** PAGE EXCERPT **
----------------

Moreover, the voltage, current, energy and power demands required for practical application can be met by connecting multiple MSCs in series or in parallel. Our facile screen-printing technique provides a simple solution for such requirement. It is worth noting that when compared to most reported literatures in which the MSCs are connected via external metal wires or conductive tapes, our printed RuO2·xH2O–AgNW–rGO-based electrode lines positioned between the adjacent MSCs can be directly used as local electrical interconnects to connect MSCs in series or in parallel without any additional metal-based contact or current collectors thanks to their high electrical conductivity. Two RArG-4-200 MSCs are assembled in series (Fig. 6a) and in parallel (Fig. 6d) with equivalent circuits shown in the insets to demonstrate the feasibility for practical applications. As expected, the operating voltage increased by a factor of 2 when referenced to a single device, demonstrated by a rectangular CV curve with voltage window up to 2.0 V and the maintenance of a similar charge/discharge time at a fixed current density when two devices are connected in series (Fig. 6b and c). Compared with a single device, the current density of the CV curve also exhibits a factor of two increase at the same scan rate of 100 mV s−1 when two MSC devices are connected in parallel (Fig. 6e). While the charge/discharge time is doubled under the same operating voltage window, the specific capacitance is also doubled (Fig. 6f), which further lends credence to the excellent scalability of the RArG-4-200 MSCs.


image file: c8qm00639c-f6.tif
Fig. 6 Schematic circuit diagram and digital camera images showing the assembly of two single micro-devices connected in (a) series and (d) parallel configurations. Typical CV curves of the (b) series and (e) parallel micro-devices at a scan rate of 100 mV s−1, respectively, compared with those with single micro-devices. GCD curves of two RArG-4-200 MSC devices connected in (c) series and in (f) parallel, and comparison with a single device at the same current of 0.42 mA cm−1.

Conclusions

A simple screen-printing method for the fabrication of fully-printed in-plane flexible MSCs on paper substrates was demonstrated using a thixotropic ternary electrode ink comprising 0D RuO2·xH2O nanoparticles, 1D AgNWs, and 2D GO nanosheets. Due to the amalgamation of properties and the synergistic effects from the ternary nanocomponents, the prepared flexible MSCs achieved high printing resolution and remarkable electrochemical performance when considering performance metrics of high volumetric capacitance, energy density and power density, excellent cycle stability, and good mechanical flexibility/durability. This simple, scalable, and repeatable one-step screen printing strategy provides a new avenue for fabricating high-performance, miniaturized, and printed portable and wearable electronic devices in a facile, versatile, and scalable process.

----------------

** PROBLEM TO WORK ON **
Return the passage from the micro-supercapacitor text starting at "image file: c8qm00639c-f6.tif" and ending at "0.42 mA cm−1.", copied word for word.

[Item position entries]
----------------

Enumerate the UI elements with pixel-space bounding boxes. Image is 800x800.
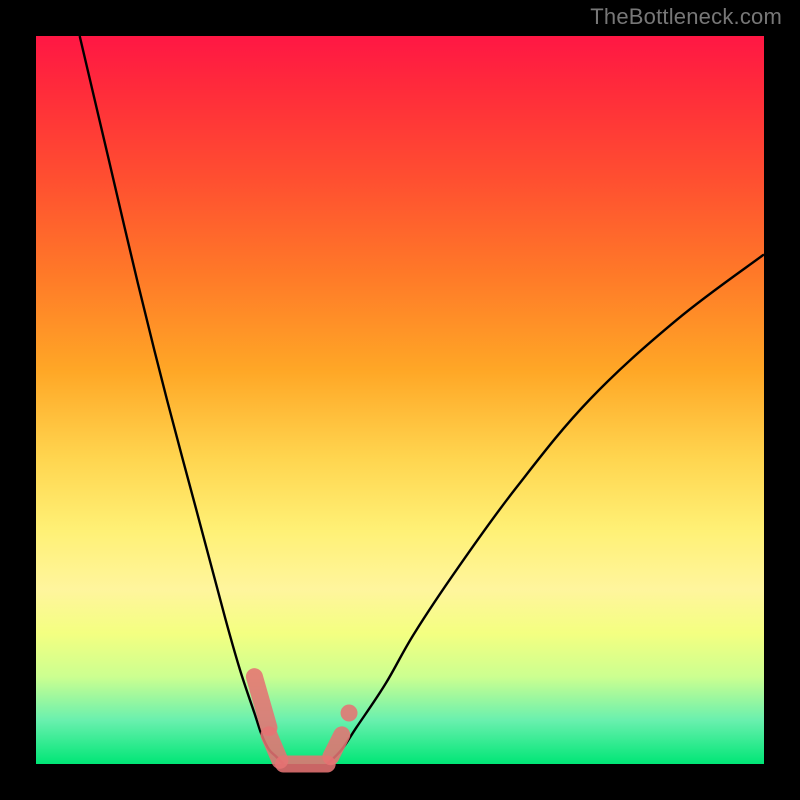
marker-layer [254,677,357,764]
left-curve [80,36,284,764]
right-marker-lower [331,735,342,757]
curve-layer [36,36,764,764]
right-curve [327,254,764,764]
right-marker-upper [341,705,358,722]
watermark-text: TheBottleneck.com [590,4,782,30]
plot-area [36,36,764,764]
chart-frame: TheBottleneck.com [0,0,800,800]
left-marker-lower [269,735,280,760]
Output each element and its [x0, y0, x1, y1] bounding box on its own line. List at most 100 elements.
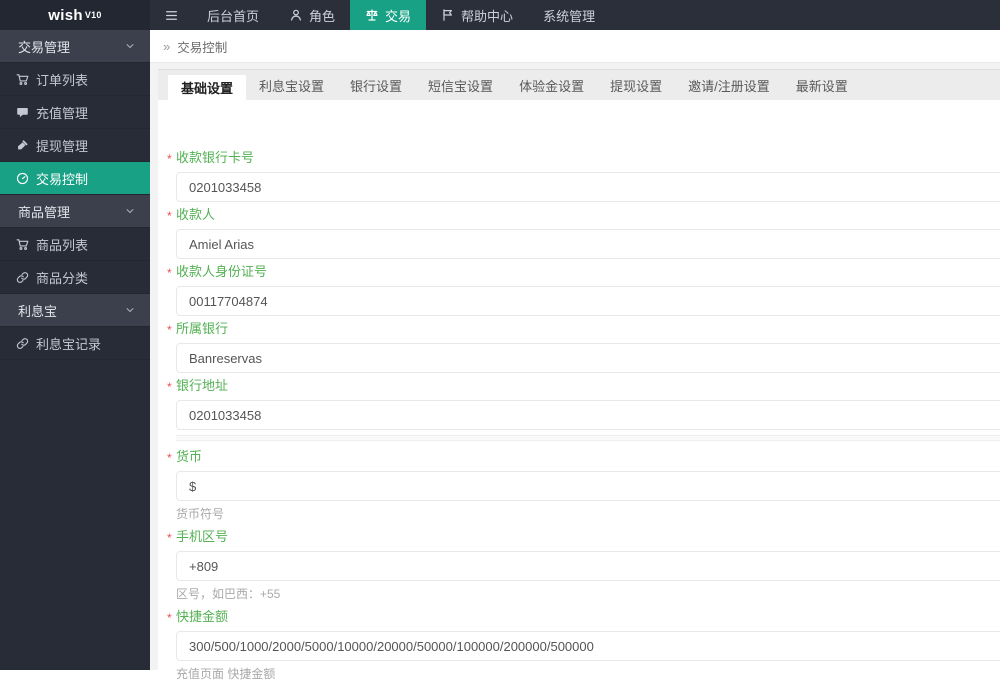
required-asterisk: *: [167, 380, 172, 394]
required-asterisk: *: [167, 323, 172, 337]
chevron-down-icon: [124, 40, 136, 52]
field-label-text: 银行地址: [176, 378, 229, 393]
field-label-text: 货币: [176, 449, 203, 464]
field-label: * 所属银行: [167, 320, 1000, 338]
field-label: * 货币: [167, 448, 1000, 466]
topnav-item-label: 帮助中心: [461, 8, 514, 24]
topbar: wish V10 后台首页 角色 交易 帮助中心 系统管理: [0, 0, 1000, 30]
dashboard-icon: [16, 172, 29, 185]
field-input[interactable]: [176, 343, 1000, 373]
tab[interactable]: 银行设置: [337, 70, 415, 100]
sidebar-item-label: 交易控制: [36, 171, 89, 187]
sidebar-item[interactable]: 充值管理: [0, 96, 150, 129]
topnav-item[interactable]: 帮助中心: [426, 0, 528, 30]
field-hint: 充值页面 快捷金额: [176, 667, 276, 681]
required-asterisk: *: [167, 209, 172, 223]
scales-icon: [365, 8, 379, 22]
gavel-icon: [16, 139, 29, 152]
app-logo-version: V10: [84, 10, 102, 20]
app-logo[interactable]: wish V10: [0, 0, 150, 30]
sidebar-group-header[interactable]: 交易管理: [0, 30, 150, 63]
chevron-down-icon: [124, 304, 136, 316]
tab[interactable]: 最新设置: [783, 70, 861, 100]
form-group: * 手机区号区号，如巴西：+55: [167, 528, 1000, 602]
sidebar-group-header[interactable]: 商品管理: [0, 195, 150, 228]
sidebar-item[interactable]: 商品分类: [0, 261, 150, 294]
sidebar-item-label: 提现管理: [36, 138, 89, 154]
sidebar-item-label: 充值管理: [36, 105, 89, 121]
required-asterisk: *: [167, 531, 172, 545]
sidebar-item-label: 商品分类: [36, 270, 89, 286]
field-label: * 手机区号: [167, 528, 1000, 546]
field-label-text: 手机区号: [176, 529, 229, 544]
required-asterisk: *: [167, 152, 172, 166]
main-area: » 交易控制 基础设置 利息宝设置 银行设置 短信宝设置 体验金设置 提现设置 邀请/注册设…: [150, 30, 1000, 682]
field-input[interactable]: [176, 400, 1000, 430]
field-hint: 货币符号: [176, 507, 225, 521]
field-input[interactable]: [176, 471, 1000, 501]
sidebar-item-label: 利息宝记录: [36, 336, 102, 352]
breadcrumb-label: 交易控制: [177, 40, 228, 55]
sidebar-group-label: 商品管理: [18, 204, 71, 220]
form-group: * 收款银行卡号: [167, 149, 1000, 202]
field-input[interactable]: [176, 172, 1000, 202]
tab[interactable]: 基础设置: [168, 75, 247, 100]
settings-form: * 收款银行卡号 * 收款人 * 收款人身份证号 * 所属银行 * 银行地址 * 货币货币符号 * 手机区…: [158, 100, 1000, 682]
field-label: * 收款银行卡号: [167, 149, 1000, 167]
tab[interactable]: 体验金设置: [506, 70, 597, 100]
hamburger-icon[interactable]: [150, 0, 192, 30]
field-label-text: 收款银行卡号: [176, 150, 255, 165]
topnav-item-label: 后台首页: [207, 8, 260, 24]
topnav-item[interactable]: 后台首页: [192, 0, 274, 30]
hamburger-icon: [164, 8, 179, 23]
field-input[interactable]: [176, 551, 1000, 581]
sidebar-item-label: 商品列表: [36, 237, 89, 253]
form-group: * 收款人身份证号: [167, 263, 1000, 316]
sidebar-item[interactable]: 商品列表: [0, 228, 150, 261]
form-group: * 所属银行: [167, 320, 1000, 373]
chevron-down-icon: [124, 205, 136, 217]
field-input[interactable]: [176, 229, 1000, 259]
topnav-item[interactable]: 交易: [350, 0, 427, 30]
required-asterisk: *: [167, 266, 172, 280]
cart-icon: [16, 238, 29, 251]
form-group: * 银行地址: [167, 377, 1000, 430]
sidebar-group-header[interactable]: 利息宝: [0, 294, 150, 327]
topnav-item-label: 交易: [385, 8, 412, 24]
field-input[interactable]: [176, 631, 1000, 661]
content-card: 基础设置 利息宝设置 银行设置 短信宝设置 体验金设置 提现设置 邀请/注册设置 最新设置 *…: [158, 69, 1000, 682]
sidebar-item[interactable]: 提现管理: [0, 129, 150, 162]
tab-bar: 基础设置 利息宝设置 银行设置 短信宝设置 体验金设置 提现设置 邀请/注册设置 最新设置: [158, 69, 1000, 100]
sidebar-item[interactable]: 订单列表: [0, 63, 150, 96]
tab[interactable]: 提现设置: [597, 70, 675, 100]
comment-icon: [16, 106, 29, 119]
field-label: * 快捷金额: [167, 608, 1000, 626]
breadcrumb-symbol: »: [163, 38, 171, 54]
sidebar-item-label: 订单列表: [36, 72, 89, 88]
user-icon: [289, 8, 303, 22]
sidebar-group-label: 交易管理: [18, 39, 71, 55]
tab[interactable]: 短信宝设置: [415, 70, 506, 100]
topnav-item[interactable]: 系统管理: [528, 0, 610, 30]
tab[interactable]: 邀请/注册设置: [675, 70, 783, 100]
link-icon: [16, 271, 29, 284]
tab[interactable]: 利息宝设置: [246, 70, 337, 100]
form-group: * 货币货币符号: [167, 448, 1000, 522]
flag-icon: [441, 8, 455, 22]
required-asterisk: *: [167, 611, 172, 625]
breadcrumb: » 交易控制: [150, 30, 1000, 63]
section-divider: [176, 435, 1000, 441]
sidebar-item[interactable]: 交易控制: [0, 162, 150, 195]
field-label: * 收款人身份证号: [167, 263, 1000, 281]
field-label: * 银行地址: [167, 377, 1000, 395]
required-asterisk: *: [167, 451, 172, 465]
cart-icon: [16, 73, 29, 86]
sidebar-item[interactable]: 利息宝记录: [0, 327, 150, 360]
field-label-text: 收款人身份证号: [176, 264, 268, 279]
field-input[interactable]: [176, 286, 1000, 316]
field-label-text: 快捷金额: [176, 609, 229, 624]
link-icon: [16, 337, 29, 350]
field-label-text: 所属银行: [176, 321, 229, 336]
topnav-item-label: 系统管理: [543, 8, 596, 24]
topnav-item[interactable]: 角色: [274, 0, 350, 30]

----------------

** FINISHED ANSWER **
image file: c8qm00639c-f6.tif
Fig. 6 Schematic circuit diagram and digital camera images showing the assembly of two single micro-devices connected in (a) series and (d) parallel configurations. Typical CV curves of the (b) series and (e) parallel micro-devices at a scan rate of 100 mV s−1, respectively, compared with those with single micro-devices. GCD curves of two RArG-4-200 MSC devices connected in (c) series and in (f) parallel, and comparison with a single device at the same current of 0.42 mA cm−1.